Figure record extracts:

^^^^^^^^

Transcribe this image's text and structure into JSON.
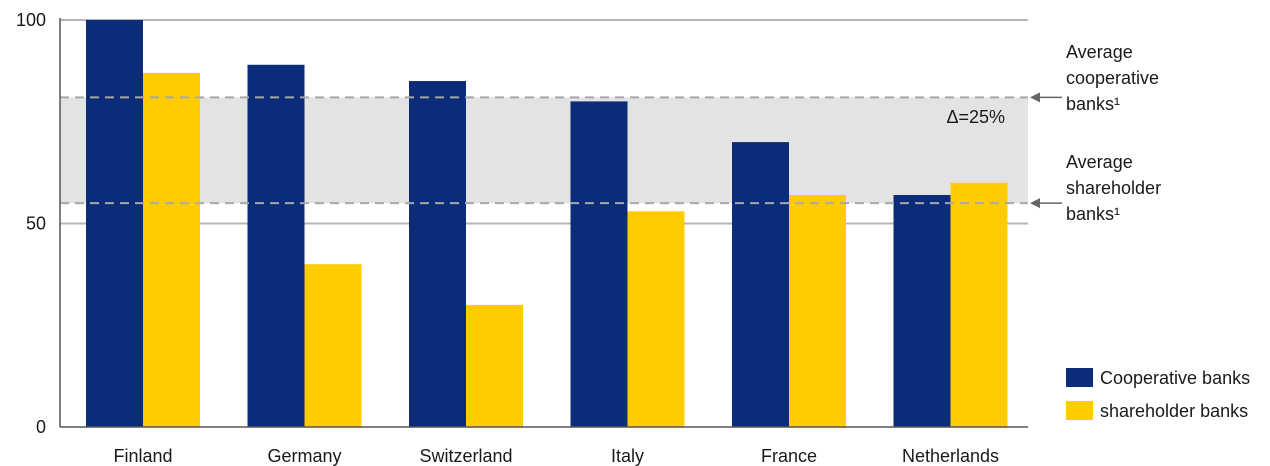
{
  "chart_data": {
    "type": "bar",
    "title": "",
    "xlabel": "",
    "ylabel": "",
    "ylim": [
      0,
      100
    ],
    "yticks": [
      "0",
      "50",
      "100"
    ],
    "grid": true,
    "categories": [
      "Finland",
      "Germany",
      "Switzerland",
      "Italy",
      "France",
      "Netherlands"
    ],
    "series": [
      {
        "name": "Cooperative banks",
        "color": "#0b2c79",
        "values": [
          100,
          89,
          85,
          80,
          70,
          57
        ]
      },
      {
        "name": "shareholder banks",
        "color": "#ffcc00",
        "values": [
          87,
          40,
          30,
          53,
          57,
          60
        ]
      }
    ],
    "reference_lines": [
      {
        "label_lines": [
          "Average",
          "cooperative",
          "banks¹"
        ],
        "value": 81
      },
      {
        "label_lines": [
          "Average",
          "shareholder",
          "banks¹"
        ],
        "value": 55
      }
    ],
    "band_label": "Δ=25%",
    "legend_position": "bottom-right"
  }
}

^^^^^^^^

SET EXERCISE: In your copy, leave out the pictures and reproduce the material above exactly.

REPLY:
Transcribe this image's text and structure into JSON.
{
  "chart_data": {
    "type": "bar",
    "title": "",
    "xlabel": "",
    "ylabel": "",
    "ylim": [
      0,
      100
    ],
    "yticks": [
      "0",
      "50",
      "100"
    ],
    "grid": true,
    "categories": [
      "Finland",
      "Germany",
      "Switzerland",
      "Italy",
      "France",
      "Netherlands"
    ],
    "series": [
      {
        "name": "Cooperative banks",
        "color": "#0b2c79",
        "values": [
          100,
          89,
          85,
          80,
          70,
          57
        ]
      },
      {
        "name": "shareholder banks",
        "color": "#ffcc00",
        "values": [
          87,
          40,
          30,
          53,
          57,
          60
        ]
      }
    ],
    "reference_lines": [
      {
        "label_lines": [
          "Average",
          "cooperative",
          "banks¹"
        ],
        "value": 81
      },
      {
        "label_lines": [
          "Average",
          "shareholder",
          "banks¹"
        ],
        "value": 55
      }
    ],
    "band_label": "Δ=25%",
    "legend_position": "bottom-right"
  }
}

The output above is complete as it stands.